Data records
-------

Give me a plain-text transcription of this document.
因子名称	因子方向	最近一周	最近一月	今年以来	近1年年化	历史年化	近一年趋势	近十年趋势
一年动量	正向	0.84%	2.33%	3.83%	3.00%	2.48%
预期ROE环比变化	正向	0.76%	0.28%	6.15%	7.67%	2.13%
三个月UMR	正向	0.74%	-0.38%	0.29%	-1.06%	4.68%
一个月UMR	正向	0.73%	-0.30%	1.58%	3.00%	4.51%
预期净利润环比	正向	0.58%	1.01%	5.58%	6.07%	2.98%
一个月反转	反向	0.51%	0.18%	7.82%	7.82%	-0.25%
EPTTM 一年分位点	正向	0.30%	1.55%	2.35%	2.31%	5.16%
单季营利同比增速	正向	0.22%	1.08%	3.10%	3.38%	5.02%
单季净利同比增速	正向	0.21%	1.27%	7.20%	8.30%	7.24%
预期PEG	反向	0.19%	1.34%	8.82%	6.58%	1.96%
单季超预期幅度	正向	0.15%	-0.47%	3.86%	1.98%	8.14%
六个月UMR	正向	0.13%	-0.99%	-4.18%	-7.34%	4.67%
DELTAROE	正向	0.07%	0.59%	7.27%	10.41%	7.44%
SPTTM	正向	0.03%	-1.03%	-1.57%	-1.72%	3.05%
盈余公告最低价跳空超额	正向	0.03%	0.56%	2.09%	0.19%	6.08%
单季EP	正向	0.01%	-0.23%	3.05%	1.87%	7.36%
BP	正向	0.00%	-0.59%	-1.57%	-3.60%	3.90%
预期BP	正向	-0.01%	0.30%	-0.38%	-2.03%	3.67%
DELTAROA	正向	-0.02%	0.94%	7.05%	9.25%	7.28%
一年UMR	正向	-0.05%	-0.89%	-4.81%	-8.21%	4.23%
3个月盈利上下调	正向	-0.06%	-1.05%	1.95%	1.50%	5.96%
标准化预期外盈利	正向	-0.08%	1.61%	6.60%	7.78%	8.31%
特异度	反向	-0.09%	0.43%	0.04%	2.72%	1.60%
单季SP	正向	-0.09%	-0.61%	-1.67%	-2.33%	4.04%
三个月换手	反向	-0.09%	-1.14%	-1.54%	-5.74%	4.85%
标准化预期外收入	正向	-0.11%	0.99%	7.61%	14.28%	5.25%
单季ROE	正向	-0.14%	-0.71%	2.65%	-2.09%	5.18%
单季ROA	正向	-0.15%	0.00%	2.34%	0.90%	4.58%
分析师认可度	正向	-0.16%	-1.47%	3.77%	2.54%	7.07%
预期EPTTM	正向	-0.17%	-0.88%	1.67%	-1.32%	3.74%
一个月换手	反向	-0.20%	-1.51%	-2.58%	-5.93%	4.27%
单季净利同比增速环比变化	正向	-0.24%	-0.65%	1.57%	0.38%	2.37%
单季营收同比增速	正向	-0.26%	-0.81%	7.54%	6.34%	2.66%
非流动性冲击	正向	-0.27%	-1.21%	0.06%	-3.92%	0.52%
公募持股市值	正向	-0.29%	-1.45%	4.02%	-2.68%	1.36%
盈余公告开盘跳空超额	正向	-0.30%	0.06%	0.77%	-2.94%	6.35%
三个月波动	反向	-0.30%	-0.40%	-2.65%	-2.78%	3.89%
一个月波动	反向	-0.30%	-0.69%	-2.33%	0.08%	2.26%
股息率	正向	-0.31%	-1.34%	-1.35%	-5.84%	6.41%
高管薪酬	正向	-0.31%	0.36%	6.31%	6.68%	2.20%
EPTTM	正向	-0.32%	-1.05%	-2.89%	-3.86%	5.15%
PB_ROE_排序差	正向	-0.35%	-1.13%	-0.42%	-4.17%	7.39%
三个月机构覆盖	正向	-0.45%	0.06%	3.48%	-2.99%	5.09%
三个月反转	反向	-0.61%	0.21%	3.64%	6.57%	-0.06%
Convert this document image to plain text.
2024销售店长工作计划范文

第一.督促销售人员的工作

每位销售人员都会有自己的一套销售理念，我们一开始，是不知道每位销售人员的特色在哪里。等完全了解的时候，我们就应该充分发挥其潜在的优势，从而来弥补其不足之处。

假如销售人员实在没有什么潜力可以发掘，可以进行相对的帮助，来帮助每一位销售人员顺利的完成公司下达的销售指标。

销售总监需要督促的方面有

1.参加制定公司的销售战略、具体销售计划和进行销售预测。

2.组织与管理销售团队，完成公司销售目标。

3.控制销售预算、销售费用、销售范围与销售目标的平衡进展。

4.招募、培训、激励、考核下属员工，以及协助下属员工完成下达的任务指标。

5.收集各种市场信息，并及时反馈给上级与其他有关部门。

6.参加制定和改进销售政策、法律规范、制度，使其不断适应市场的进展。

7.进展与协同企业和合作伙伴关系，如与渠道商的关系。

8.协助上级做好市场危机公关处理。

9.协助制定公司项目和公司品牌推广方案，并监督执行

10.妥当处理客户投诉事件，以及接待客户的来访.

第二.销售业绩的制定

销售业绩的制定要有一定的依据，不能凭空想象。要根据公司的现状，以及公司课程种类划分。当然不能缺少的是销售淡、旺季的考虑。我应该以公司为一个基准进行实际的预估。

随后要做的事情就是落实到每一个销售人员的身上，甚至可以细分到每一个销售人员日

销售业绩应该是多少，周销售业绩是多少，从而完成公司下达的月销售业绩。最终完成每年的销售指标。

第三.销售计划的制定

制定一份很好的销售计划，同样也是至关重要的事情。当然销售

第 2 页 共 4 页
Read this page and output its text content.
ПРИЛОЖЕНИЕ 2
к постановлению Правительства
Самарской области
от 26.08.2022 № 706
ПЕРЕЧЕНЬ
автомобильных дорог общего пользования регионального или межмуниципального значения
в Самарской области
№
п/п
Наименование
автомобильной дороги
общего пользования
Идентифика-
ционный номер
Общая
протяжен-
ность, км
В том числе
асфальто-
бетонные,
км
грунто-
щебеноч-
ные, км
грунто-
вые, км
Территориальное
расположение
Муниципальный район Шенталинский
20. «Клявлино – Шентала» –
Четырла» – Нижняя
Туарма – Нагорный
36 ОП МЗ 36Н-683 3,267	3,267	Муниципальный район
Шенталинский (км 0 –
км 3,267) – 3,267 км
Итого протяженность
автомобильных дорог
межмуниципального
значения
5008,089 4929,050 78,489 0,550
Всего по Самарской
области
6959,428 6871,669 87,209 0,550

-------

*What is required*
Write out all of the records above exactly as they appear.

*Solution to the problem*
Give me a plain-text transcription of this document.
因子名称	因子方向	最近一周	最近一月	今年以来	近1年年化	历史年化	近一年趋势	近十年趋势
一年动量	正向	0.84%	2.33%	3.83%	3.00%	2.48%
预期ROE环比变化	正向	0.76%	0.28%	6.15%	7.67%	2.13%
三个月UMR	正向	0.74%	-0.38%	0.29%	-1.06%	4.68%
一个月UMR	正向	0.73%	-0.30%	1.58%	3.00%	4.51%
预期净利润环比	正向	0.58%	1.01%	5.58%	6.07%	2.98%
一个月反转	反向	0.51%	0.18%	7.82%	7.82%	-0.25%
EPTTM 一年分位点	正向	0.30%	1.55%	2.35%	2.31%	5.16%
单季营利同比增速	正向	0.22%	1.08%	3.10%	3.38%	5.02%
单季净利同比增速	正向	0.21%	1.27%	7.20%	8.30%	7.24%
预期PEG	反向	0.19%	1.34%	8.82%	6.58%	1.96%
单季超预期幅度	正向	0.15%	-0.47%	3.86%	1.98%	8.14%
六个月UMR	正向	0.13%	-0.99%	-4.18%	-7.34%	4.67%
DELTAROE	正向	0.07%	0.59%	7.27%	10.41%	7.44%
SPTTM	正向	0.03%	-1.03%	-1.57%	-1.72%	3.05%
盈余公告最低价跳空超额	正向	0.03%	0.56%	2.09%	0.19%	6.08%
单季EP	正向	0.01%	-0.23%	3.05%	1.87%	7.36%
BP	正向	0.00%	-0.59%	-1.57%	-3.60%	3.90%
预期BP	正向	-0.01%	0.30%	-0.38%	-2.03%	3.67%
DELTAROA	正向	-0.02%	0.94%	7.05%	9.25%	7.28%
一年UMR	正向	-0.05%	-0.89%	-4.81%	-8.21%	4.23%
3个月盈利上下调	正向	-0.06%	-1.05%	1.95%	1.50%	5.96%
标准化预期外盈利	正向	-0.08%	1.61%	6.60%	7.78%	8.31%
特异度	反向	-0.09%	0.43%	0.04%	2.72%	1.60%
单季SP	正向	-0.09%	-0.61%	-1.67%	-2.33%	4.04%
三个月换手	反向	-0.09%	-1.14%	-1.54%	-5.74%	4.85%
标准化预期外收入	正向	-0.11%	0.99%	7.61%	14.28%	5.25%
单季ROE	正向	-0.14%	-0.71%	2.65%	-2.09%	5.18%
单季ROA	正向	-0.15%	0.00%	2.34%	0.90%	4.58%
分析师认可度	正向	-0.16%	-1.47%	3.77%	2.54%	7.07%
预期EPTTM	正向	-0.17%	-0.88%	1.67%	-1.32%	3.74%
一个月换手	反向	-0.20%	-1.51%	-2.58%	-5.93%	4.27%
单季净利同比增速环比变化	正向	-0.24%	-0.65%	1.57%	0.38%	2.37%
单季营收同比增速	正向	-0.26%	-0.81%	7.54%	6.34%	2.66%
非流动性冲击	正向	-0.27%	-1.21%	0.06%	-3.92%	0.52%
公募持股市值	正向	-0.29%	-1.45%	4.02%	-2.68%	1.36%
盈余公告开盘跳空超额	正向	-0.30%	0.06%	0.77%	-2.94%	6.35%
三个月波动	反向	-0.30%	-0.40%	-2.65%	-2.78%	3.89%
一个月波动	反向	-0.30%	-0.69%	-2.33%	0.08%	2.26%
股息率	正向	-0.31%	-1.34%	-1.35%	-5.84%	6.41%
高管薪酬	正向	-0.31%	0.36%	6.31%	6.68%	2.20%
EPTTM	正向	-0.32%	-1.05%	-2.89%	-3.86%	5.15%
PB_ROE_排序差	正向	-0.35%	-1.13%	-0.42%	-4.17%	7.39%
三个月机构覆盖	正向	-0.45%	0.06%	3.48%	-2.99%	5.09%
三个月反转	反向	-0.61%	0.21%	3.64%	6.57%	-0.06%
Convert this document image to plain text.
2024销售店长工作计划范文

第一.督促销售人员的工作

每位销售人员都会有自己的一套销售理念，我们一开始，是不知道每位销售人员的特色在哪里。等完全了解的时候，我们就应该充分发挥其潜在的优势，从而来弥补其不足之处。

假如销售人员实在没有什么潜力可以发掘，可以进行相对的帮助，来帮助每一位销售人员顺利的完成公司下达的销售指标。

销售总监需要督促的方面有

1.参加制定公司的销售战略、具体销售计划和进行销售预测。

2.组织与管理销售团队，完成公司销售目标。

3.控制销售预算、销售费用、销售范围与销售目标的平衡进展。

4.招募、培训、激励、考核下属员工，以及协助下属员工完成下达的任务指标。

5.收集各种市场信息，并及时反馈给上级与其他有关部门。

6.参加制定和改进销售政策、法律规范、制度，使其不断适应市场的进展。

7.进展与协同企业和合作伙伴关系，如与渠道商的关系。

8.协助上级做好市场危机公关处理。

9.协助制定公司项目和公司品牌推广方案，并监督执行

10.妥当处理客户投诉事件，以及接待客户的来访.

第二.销售业绩的制定

销售业绩的制定要有一定的依据，不能凭空想象。要根据公司的现状，以及公司课程种类划分。当然不能缺少的是销售淡、旺季的考虑。我应该以公司为一个基准进行实际的预估。

随后要做的事情就是落实到每一个销售人员的身上，甚至可以细分到每一个销售人员日

销售业绩应该是多少，周销售业绩是多少，从而完成公司下达的月销售业绩。最终完成每年的销售指标。

第三.销售计划的制定

制定一份很好的销售计划，同样也是至关重要的事情。当然销售

第 2 页 共 4 页
Read this page and output its text content.
ПРИЛОЖЕНИЕ 2
к постановлению Правительства
Самарской области
от 26.08.2022 № 706
ПЕРЕЧЕНЬ
автомобильных дорог общего пользования регионального или межмуниципального значения
в Самарской области
№
п/п
Наименование
автомобильной дороги
общего пользования
Идентифика-
ционный номер
Общая
протяжен-
ность, км
В том числе
асфальто-
бетонные,
км
грунто-
щебеноч-
ные, км
грунто-
вые, км
Территориальное
расположение
Муниципальный район Шенталинский
20. «Клявлино – Шентала» –
Четырла» – Нижняя
Туарма – Нагорный
36 ОП МЗ 36Н-683 3,267	3,267	Муниципальный район
Шенталинский (км 0 –
км 3,267) – 3,267 км
Итого протяженность
автомобильных дорог
межмуниципального
значения
5008,089 4929,050 78,489 0,550
Всего по Самарской
области
6959,428 6871,669 87,209 0,550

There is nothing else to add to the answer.